:: The task ::
Images are not part of the copy; write out the rest of the data exactly as given.

:: Excerpted records ::

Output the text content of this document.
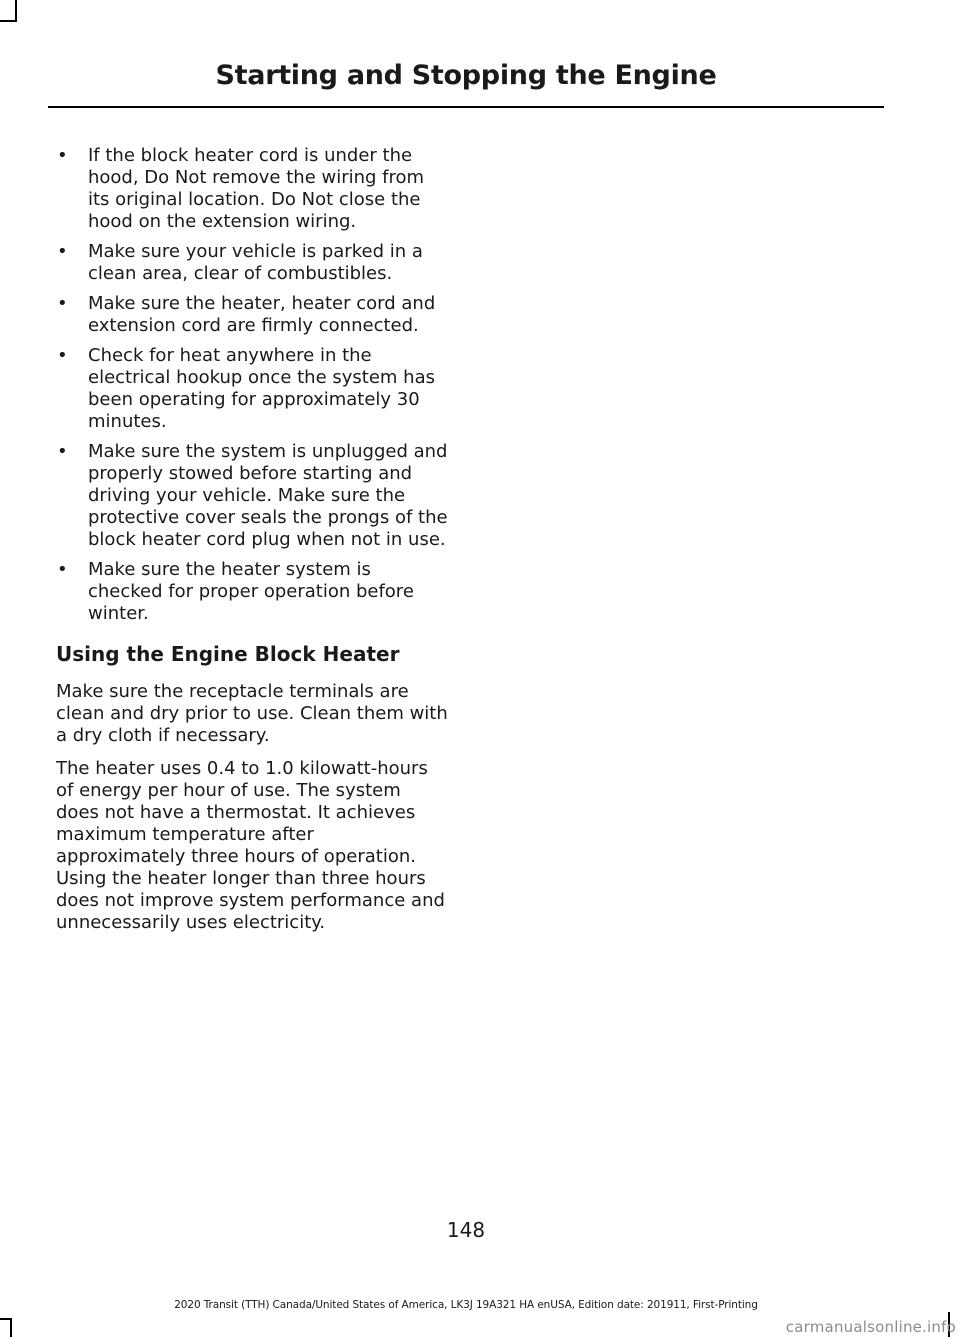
Starting and Stopping the Engine
• If the block heater cord is under the hood, Do Not remove the wiring from its original location. Do Not close the hood on the extension wiring.
• Make sure your vehicle is parked in a clean area, clear of combustibles.
• Make sure the heater, heater cord and extension cord are firmly connected.
• Check for heat anywhere in the electrical hookup once the system has been operating for approximately 30 minutes.
• Make sure the system is unplugged and properly stowed before starting and driving your vehicle. Make sure the protective cover seals the prongs of the block heater cord plug when not in use.
• Make sure the heater system is checked for proper operation before winter.
Using the Engine Block Heater

Make sure the receptacle terminals are clean and dry prior to use. Clean them with a dry cloth if necessary.

The heater uses 0.4 to 1.0 kilowatt-hours of energy per hour of use. The system does not have a thermostat. It achieves maximum temperature after approximately three hours of operation. Using the heater longer than three hours does not improve system performance and unnecessarily uses electricity.

148
2020 Transit (TTH) Canada/United States of America, LK3J 19A321 HA enUSA, Edition date: 201911, First-Printing
carmanualsonline.info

:: Answer below ::
Output the text content of this document.
Starting and Stopping the Engine
• If the block heater cord is under the hood, Do Not remove the wiring from its original location. Do Not close the hood on the extension wiring.
• Make sure your vehicle is parked in a clean area, clear of combustibles.
• Make sure the heater, heater cord and extension cord are firmly connected.
• Check for heat anywhere in the electrical hookup once the system has been operating for approximately 30 minutes.
• Make sure the system is unplugged and properly stowed before starting and driving your vehicle. Make sure the protective cover seals the prongs of the block heater cord plug when not in use.
• Make sure the heater system is checked for proper operation before winter.
Using the Engine Block Heater

Make sure the receptacle terminals are clean and dry prior to use. Clean them with a dry cloth if necessary.

The heater uses 0.4 to 1.0 kilowatt-hours of energy per hour of use. The system does not have a thermostat. It achieves maximum temperature after approximately three hours of operation. Using the heater longer than three hours does not improve system performance and unnecessarily uses electricity.

148
2020 Transit (TTH) Canada/United States of America, LK3J 19A321 HA enUSA, Edition date: 201911, First-Printing
carmanualsonline.info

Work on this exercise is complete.